In the copy, keep every record exact and leave out all images.

**** Stored rows

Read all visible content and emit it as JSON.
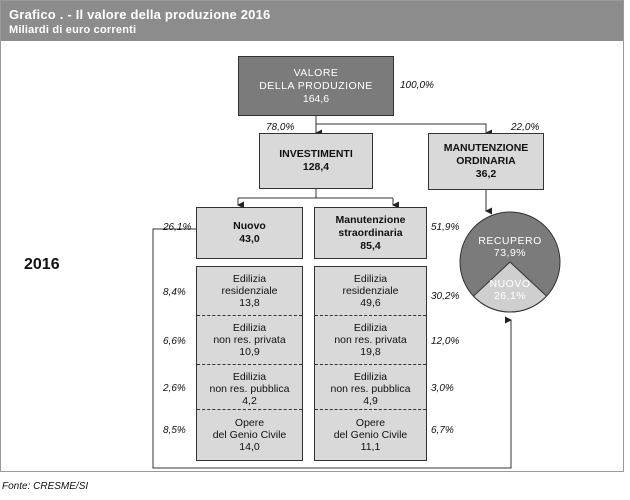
{
  "header": {
    "title": "Grafico . - Il valore della produzione 2016",
    "subtitle": "Miliardi di euro correnti"
  },
  "year_label": "2016",
  "valore": {
    "line1": "VALORE",
    "line2": "DELLA PRODUZIONE",
    "value": "164,6",
    "pct": "100,0%"
  },
  "investimenti": {
    "label": "INVESTIMENTI",
    "value": "128,4",
    "pct": "78,0%"
  },
  "manutenzione_ordinaria": {
    "line1": "MANUTENZIONE",
    "line2": "ORDINARIA",
    "value": "36,2",
    "pct": "22,0%"
  },
  "nuovo": {
    "label": "Nuovo",
    "value": "43,0",
    "pct": "26,1%"
  },
  "manutenzione_straordinaria": {
    "line1": "Manutenzione",
    "line2": "straordinaria",
    "value": "85,4",
    "pct": "51,9%"
  },
  "nuovo_breakdown": [
    {
      "line1": "Edilizia",
      "line2": "residenziale",
      "value": "13,8",
      "pct": "8,4%"
    },
    {
      "line1": "Edilizia",
      "line2": "non res. privata",
      "value": "10,9",
      "pct": "6,6%"
    },
    {
      "line1": "Edilizia",
      "line2": "non res. pubblica",
      "value": "4,2",
      "pct": "2,6%"
    },
    {
      "line1": "Opere",
      "line2": "del Genio Civile",
      "value": "14,0",
      "pct": "8,5%"
    }
  ],
  "manut_breakdown": [
    {
      "line1": "Edilizia",
      "line2": "residenziale",
      "value": "49,6",
      "pct": "30,2%"
    },
    {
      "line1": "Edilizia",
      "line2": "non res. privata",
      "value": "19,8",
      "pct": "12,0%"
    },
    {
      "line1": "Edilizia",
      "line2": "non res. pubblica",
      "value": "4,9",
      "pct": "3,0%"
    },
    {
      "line1": "Opere",
      "line2": "del Genio Civile",
      "value": "11,1",
      "pct": "6,7%"
    }
  ],
  "circle": {
    "recupero_label": "RECUPERO",
    "recupero_value": "73,9%",
    "nuovo_label": "NUOVO",
    "nuovo_value": "26,1%",
    "recupero_fraction": 0.739,
    "color_recupero": "#7b7b7b",
    "color_nuovo": "#cfcfcf"
  },
  "fonte": "Fonte: CRESME/SI"
}
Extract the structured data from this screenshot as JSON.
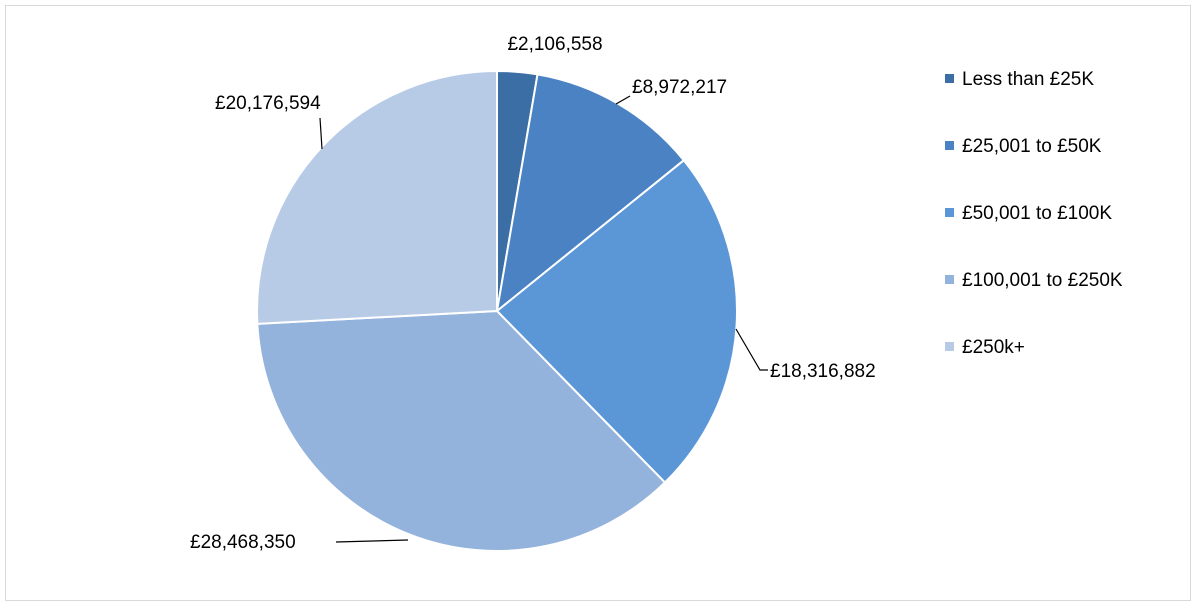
{
  "chart_data": {
    "type": "pie",
    "title": "",
    "categories": [
      "Less than £25K",
      "£25,001 to £50K",
      "£50,001 to £100K",
      "£100,001 to £250K",
      "£250k+"
    ],
    "values": [
      2106558,
      8972217,
      18316882,
      28468350,
      20176594
    ],
    "data_labels": [
      "£2,106,558",
      "£8,972,217",
      "£18,316,882",
      "£28,468,350",
      "£20,176,594"
    ],
    "colors": [
      "#3a6ea5",
      "#4a82c3",
      "#5b96d6",
      "#94b3dc",
      "#b8cbe6"
    ],
    "start_angle_deg": 0,
    "direction": "clockwise",
    "legend_position": "right"
  }
}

********

Correct result:
Read all visible content and emit it as JSON.
{
  "header": {
    "title": "Grafico . - Il valore della produzione 2016",
    "subtitle": "Miliardi di euro correnti"
  },
  "year_label": "2016",
  "valore": {
    "line1": "VALORE",
    "line2": "DELLA PRODUZIONE",
    "value": "164,6",
    "pct": "100,0%"
  },
  "investimenti": {
    "label": "INVESTIMENTI",
    "value": "128,4",
    "pct": "78,0%"
  },
  "manutenzione_ordinaria": {
    "line1": "MANUTENZIONE",
    "line2": "ORDINARIA",
    "value": "36,2",
    "pct": "22,0%"
  },
  "nuovo": {
    "label": "Nuovo",
    "value": "43,0",
    "pct": "26,1%"
  },
  "manutenzione_straordinaria": {
    "line1": "Manutenzione",
    "line2": "straordinaria",
    "value": "85,4",
    "pct": "51,9%"
  },
  "nuovo_breakdown": [
    {
      "line1": "Edilizia",
      "line2": "residenziale",
      "value": "13,8",
      "pct": "8,4%"
    },
    {
      "line1": "Edilizia",
      "line2": "non res. privata",
      "value": "10,9",
      "pct": "6,6%"
    },
    {
      "line1": "Edilizia",
      "line2": "non res. pubblica",
      "value": "4,2",
      "pct": "2,6%"
    },
    {
      "line1": "Opere",
      "line2": "del Genio Civile",
      "value": "14,0",
      "pct": "8,5%"
    }
  ],
  "manut_breakdown": [
    {
      "line1": "Edilizia",
      "line2": "residenziale",
      "value": "49,6",
      "pct": "30,2%"
    },
    {
      "line1": "Edilizia",
      "line2": "non res. privata",
      "value": "19,8",
      "pct": "12,0%"
    },
    {
      "line1": "Edilizia",
      "line2": "non res. pubblica",
      "value": "4,9",
      "pct": "3,0%"
    },
    {
      "line1": "Opere",
      "line2": "del Genio Civile",
      "value": "11,1",
      "pct": "6,7%"
    }
  ],
  "circle": {
    "recupero_label": "RECUPERO",
    "recupero_value": "73,9%",
    "nuovo_label": "NUOVO",
    "nuovo_value": "26,1%",
    "recupero_fraction": 0.739,
    "color_recupero": "#7b7b7b",
    "color_nuovo": "#cfcfcf"
  },
  "fonte": "Fonte: CRESME/SI"
}
Extract the structured data from this screenshot as JSON.
{
  "chart_data": {
    "type": "pie",
    "title": "",
    "categories": [
      "Less than £25K",
      "£25,001 to £50K",
      "£50,001 to £100K",
      "£100,001 to £250K",
      "£250k+"
    ],
    "values": [
      2106558,
      8972217,
      18316882,
      28468350,
      20176594
    ],
    "data_labels": [
      "£2,106,558",
      "£8,972,217",
      "£18,316,882",
      "£28,468,350",
      "£20,176,594"
    ],
    "colors": [
      "#3a6ea5",
      "#4a82c3",
      "#5b96d6",
      "#94b3dc",
      "#b8cbe6"
    ],
    "start_angle_deg": 0,
    "direction": "clockwise",
    "legend_position": "right"
  }
}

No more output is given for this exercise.